• [Exercise goal]:
Which lines contain the string "color"? Please list every one of them.
--- begin Input data ---
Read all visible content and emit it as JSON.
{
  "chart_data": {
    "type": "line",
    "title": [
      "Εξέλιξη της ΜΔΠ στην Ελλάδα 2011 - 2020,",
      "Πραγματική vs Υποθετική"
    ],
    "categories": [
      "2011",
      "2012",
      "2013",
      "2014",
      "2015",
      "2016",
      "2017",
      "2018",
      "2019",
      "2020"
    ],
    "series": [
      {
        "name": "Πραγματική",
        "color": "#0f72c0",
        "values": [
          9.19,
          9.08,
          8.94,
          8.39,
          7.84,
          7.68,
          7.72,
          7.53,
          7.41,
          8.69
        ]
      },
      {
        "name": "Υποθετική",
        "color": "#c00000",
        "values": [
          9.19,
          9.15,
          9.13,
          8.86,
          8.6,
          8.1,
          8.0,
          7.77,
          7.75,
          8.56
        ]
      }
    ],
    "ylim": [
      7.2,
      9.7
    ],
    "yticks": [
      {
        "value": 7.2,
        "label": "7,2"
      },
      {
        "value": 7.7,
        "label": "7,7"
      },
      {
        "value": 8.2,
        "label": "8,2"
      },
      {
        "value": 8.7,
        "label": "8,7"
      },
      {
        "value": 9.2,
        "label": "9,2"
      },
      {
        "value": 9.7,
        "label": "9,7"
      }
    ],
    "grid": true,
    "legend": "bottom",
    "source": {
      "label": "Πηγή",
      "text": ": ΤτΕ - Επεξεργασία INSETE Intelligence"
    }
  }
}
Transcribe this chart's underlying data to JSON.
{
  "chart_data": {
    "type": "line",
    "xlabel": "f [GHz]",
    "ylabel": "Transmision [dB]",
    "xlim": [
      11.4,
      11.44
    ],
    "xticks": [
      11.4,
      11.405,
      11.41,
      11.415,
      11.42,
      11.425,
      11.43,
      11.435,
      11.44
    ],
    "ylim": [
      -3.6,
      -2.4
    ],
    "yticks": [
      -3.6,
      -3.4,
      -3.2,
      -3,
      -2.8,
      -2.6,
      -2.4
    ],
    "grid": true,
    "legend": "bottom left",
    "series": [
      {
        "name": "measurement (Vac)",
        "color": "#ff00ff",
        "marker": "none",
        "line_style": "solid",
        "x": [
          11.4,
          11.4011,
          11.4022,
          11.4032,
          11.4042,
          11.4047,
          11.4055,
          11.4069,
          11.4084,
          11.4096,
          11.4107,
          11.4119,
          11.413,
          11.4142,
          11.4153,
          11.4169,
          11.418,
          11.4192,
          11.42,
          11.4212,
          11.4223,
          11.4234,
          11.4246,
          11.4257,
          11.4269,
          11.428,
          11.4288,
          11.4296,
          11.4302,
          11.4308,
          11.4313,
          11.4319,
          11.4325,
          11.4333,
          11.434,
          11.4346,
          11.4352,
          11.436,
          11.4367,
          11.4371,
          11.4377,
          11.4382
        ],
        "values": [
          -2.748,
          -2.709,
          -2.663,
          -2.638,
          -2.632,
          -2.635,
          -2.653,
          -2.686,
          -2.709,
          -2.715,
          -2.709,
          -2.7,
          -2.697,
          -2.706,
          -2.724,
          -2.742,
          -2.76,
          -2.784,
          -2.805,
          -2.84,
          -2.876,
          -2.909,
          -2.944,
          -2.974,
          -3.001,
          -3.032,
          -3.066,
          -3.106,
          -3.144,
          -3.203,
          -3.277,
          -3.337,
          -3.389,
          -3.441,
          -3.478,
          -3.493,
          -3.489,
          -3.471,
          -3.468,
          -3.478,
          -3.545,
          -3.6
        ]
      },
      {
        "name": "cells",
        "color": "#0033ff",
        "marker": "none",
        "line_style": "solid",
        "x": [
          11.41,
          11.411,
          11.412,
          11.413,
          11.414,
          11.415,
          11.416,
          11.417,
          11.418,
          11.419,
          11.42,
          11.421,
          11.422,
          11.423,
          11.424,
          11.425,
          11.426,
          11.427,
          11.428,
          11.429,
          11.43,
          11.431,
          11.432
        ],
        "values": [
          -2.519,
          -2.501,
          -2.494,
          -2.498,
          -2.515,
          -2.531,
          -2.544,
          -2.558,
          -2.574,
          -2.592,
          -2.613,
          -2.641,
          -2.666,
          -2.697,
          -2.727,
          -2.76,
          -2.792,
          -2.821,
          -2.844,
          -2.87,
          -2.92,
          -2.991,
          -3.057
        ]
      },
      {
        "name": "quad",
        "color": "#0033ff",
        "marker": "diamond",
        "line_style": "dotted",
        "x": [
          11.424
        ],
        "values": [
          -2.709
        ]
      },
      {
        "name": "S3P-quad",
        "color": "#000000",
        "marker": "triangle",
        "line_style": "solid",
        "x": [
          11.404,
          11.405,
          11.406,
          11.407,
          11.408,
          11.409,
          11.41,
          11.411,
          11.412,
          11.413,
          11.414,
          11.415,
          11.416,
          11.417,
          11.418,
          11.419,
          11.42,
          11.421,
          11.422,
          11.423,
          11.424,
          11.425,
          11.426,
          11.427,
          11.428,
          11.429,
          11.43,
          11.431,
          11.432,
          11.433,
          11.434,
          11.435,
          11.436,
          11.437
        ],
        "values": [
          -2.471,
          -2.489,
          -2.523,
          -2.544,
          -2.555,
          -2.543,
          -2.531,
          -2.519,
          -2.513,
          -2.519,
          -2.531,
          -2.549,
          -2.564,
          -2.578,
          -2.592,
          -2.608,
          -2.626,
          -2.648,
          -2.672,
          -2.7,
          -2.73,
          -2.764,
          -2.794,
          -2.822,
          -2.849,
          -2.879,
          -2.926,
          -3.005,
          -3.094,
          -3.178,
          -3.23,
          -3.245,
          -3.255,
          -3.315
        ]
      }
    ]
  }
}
--- end Input data ---
• [Response to this exercise]:
        "color": "#0f72c0",
        "color": "#c00000",
        "color": "#ff00ff",
        "color": "#0033ff",
        "color": "#0033ff",
        "color": "#000000",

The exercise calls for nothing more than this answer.